Short exercise: Go through the material below and copy all lines with "Regional".
#### Entries supplied
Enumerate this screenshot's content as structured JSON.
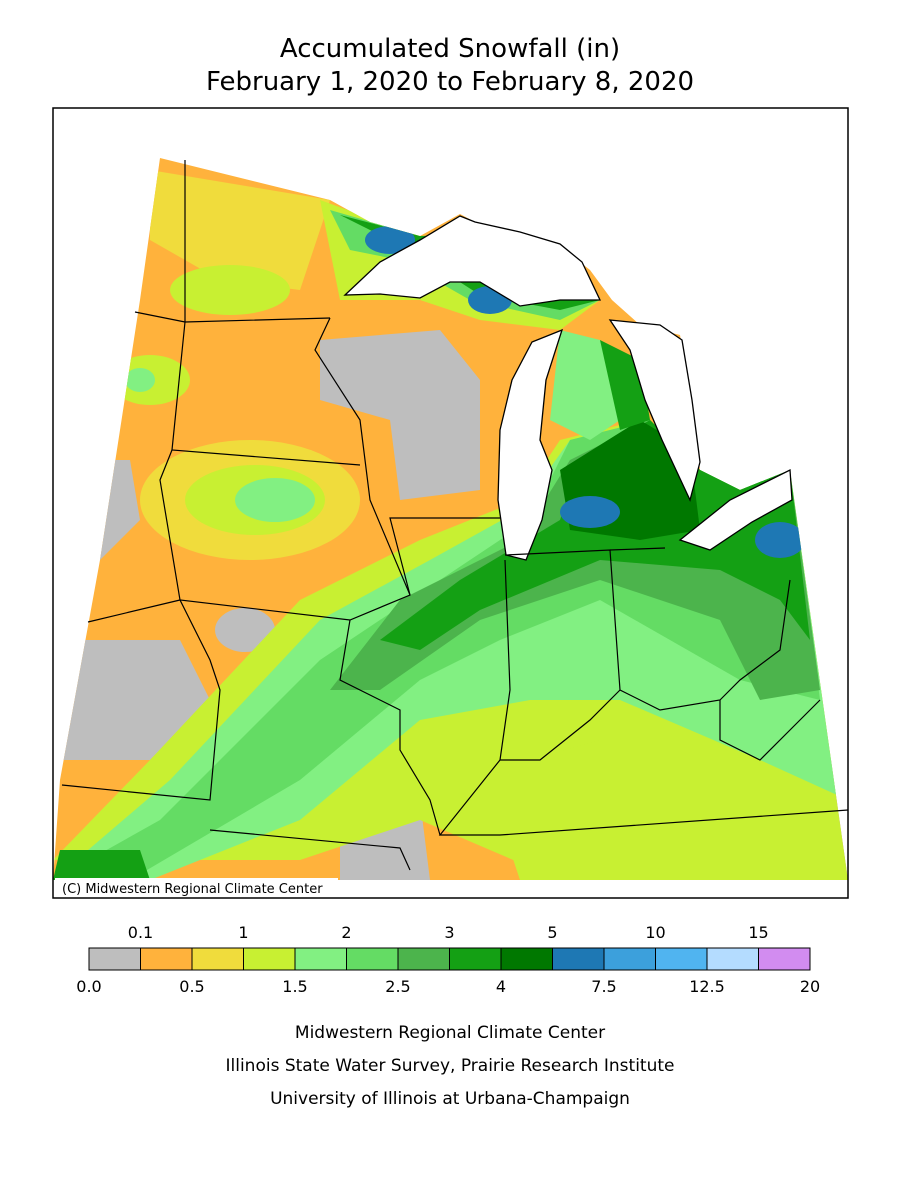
{
  "title": [
    "Accumulated Snowfall (in)",
    "February 1, 2020 to February 8, 2020"
  ],
  "copyright": "(C) Midwestern Regional Climate Center",
  "legend": {
    "bins": [
      {
        "value": 0,
        "label": "0.0"
      },
      0.1,
      0.5,
      1,
      1.5,
      2,
      2.5,
      3,
      4,
      5,
      7.5,
      10,
      12.5,
      15,
      20
    ],
    "colors": [
      "#bebebe",
      "#ffb23c",
      "#f0dc3c",
      "#c8f032",
      "#82f082",
      "#64dc64",
      "#4cb44c",
      "#14a014",
      "#007800",
      "#1e78b4",
      "#3ca0dc",
      "#50b4f0",
      "#b4dcff",
      "#d28cf0"
    ]
  },
  "credits": [
    "Midwestern Regional Climate Center",
    "Illinois State Water Survey, Prairie Research Institute",
    "University of Illinois at Urbana-Champaign"
  ]
}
########
The output:
  "copyright": "(C) Midwestern Regional Climate Center",
    "Midwestern Regional Climate Center",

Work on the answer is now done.